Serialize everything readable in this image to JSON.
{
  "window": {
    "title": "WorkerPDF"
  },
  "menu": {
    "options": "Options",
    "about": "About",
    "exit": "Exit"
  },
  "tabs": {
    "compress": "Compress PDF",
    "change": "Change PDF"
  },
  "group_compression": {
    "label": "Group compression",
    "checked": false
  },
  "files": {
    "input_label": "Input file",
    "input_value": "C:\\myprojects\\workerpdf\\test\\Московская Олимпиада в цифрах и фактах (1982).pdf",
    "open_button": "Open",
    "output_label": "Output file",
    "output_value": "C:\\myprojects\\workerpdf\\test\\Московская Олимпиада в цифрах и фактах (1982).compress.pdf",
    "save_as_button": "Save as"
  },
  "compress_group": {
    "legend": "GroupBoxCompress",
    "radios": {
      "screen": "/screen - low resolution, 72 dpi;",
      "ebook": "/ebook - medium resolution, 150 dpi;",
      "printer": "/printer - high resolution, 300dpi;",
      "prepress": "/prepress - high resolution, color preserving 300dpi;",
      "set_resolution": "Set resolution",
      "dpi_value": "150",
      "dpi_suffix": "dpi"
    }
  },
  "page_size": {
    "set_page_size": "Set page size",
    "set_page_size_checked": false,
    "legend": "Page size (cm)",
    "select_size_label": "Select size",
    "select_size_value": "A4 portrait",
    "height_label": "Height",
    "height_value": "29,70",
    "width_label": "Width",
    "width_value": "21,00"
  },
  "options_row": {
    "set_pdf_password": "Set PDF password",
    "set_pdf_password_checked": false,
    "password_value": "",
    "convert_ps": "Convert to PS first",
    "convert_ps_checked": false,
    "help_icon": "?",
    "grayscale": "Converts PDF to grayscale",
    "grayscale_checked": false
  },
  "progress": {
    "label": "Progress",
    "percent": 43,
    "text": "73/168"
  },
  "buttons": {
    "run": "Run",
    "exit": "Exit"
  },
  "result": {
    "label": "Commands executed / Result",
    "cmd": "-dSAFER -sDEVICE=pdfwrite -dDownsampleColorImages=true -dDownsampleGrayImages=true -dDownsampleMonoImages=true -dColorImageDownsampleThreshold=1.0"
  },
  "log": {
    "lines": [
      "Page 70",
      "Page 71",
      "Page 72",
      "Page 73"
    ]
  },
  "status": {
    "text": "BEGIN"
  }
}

* [Exercise details]:
Reproduce all the records precisely.

* [Complete output]:
Serialize everything readable in this image to JSON.
{
  "window": {
    "title": "WorkerPDF"
  },
  "menu": {
    "options": "Options",
    "about": "About",
    "exit": "Exit"
  },
  "tabs": {
    "compress": "Compress PDF",
    "change": "Change PDF"
  },
  "group_compression": {
    "label": "Group compression",
    "checked": false
  },
  "files": {
    "input_label": "Input file",
    "input_value": "C:\\myprojects\\workerpdf\\test\\Московская Олимпиада в цифрах и фактах (1982).pdf",
    "open_button": "Open",
    "output_label": "Output file",
    "output_value": "C:\\myprojects\\workerpdf\\test\\Московская Олимпиада в цифрах и фактах (1982).compress.pdf",
    "save_as_button": "Save as"
  },
  "compress_group": {
    "legend": "GroupBoxCompress",
    "radios": {
      "screen": "/screen - low resolution, 72 dpi;",
      "ebook": "/ebook - medium resolution, 150 dpi;",
      "printer": "/printer - high resolution, 300dpi;",
      "prepress": "/prepress - high resolution, color preserving 300dpi;",
      "set_resolution": "Set resolution",
      "dpi_value": "150",
      "dpi_suffix": "dpi"
    }
  },
  "page_size": {
    "set_page_size": "Set page size",
    "set_page_size_checked": false,
    "legend": "Page size (cm)",
    "select_size_label": "Select size",
    "select_size_value": "A4 portrait",
    "height_label": "Height",
    "height_value": "29,70",
    "width_label": "Width",
    "width_value": "21,00"
  },
  "options_row": {
    "set_pdf_password": "Set PDF password",
    "set_pdf_password_checked": false,
    "password_value": "",
    "convert_ps": "Convert to PS first",
    "convert_ps_checked": false,
    "help_icon": "?",
    "grayscale": "Converts PDF to grayscale",
    "grayscale_checked": false
  },
  "progress": {
    "label": "Progress",
    "percent": 43,
    "text": "73/168"
  },
  "buttons": {
    "run": "Run",
    "exit": "Exit"
  },
  "result": {
    "label": "Commands executed / Result",
    "cmd": "-dSAFER -sDEVICE=pdfwrite -dDownsampleColorImages=true -dDownsampleGrayImages=true -dDownsampleMonoImages=true -dColorImageDownsampleThreshold=1.0"
  },
  "log": {
    "lines": [
      "Page 70",
      "Page 71",
      "Page 72",
      "Page 73"
    ]
  },
  "status": {
    "text": "BEGIN"
  }
}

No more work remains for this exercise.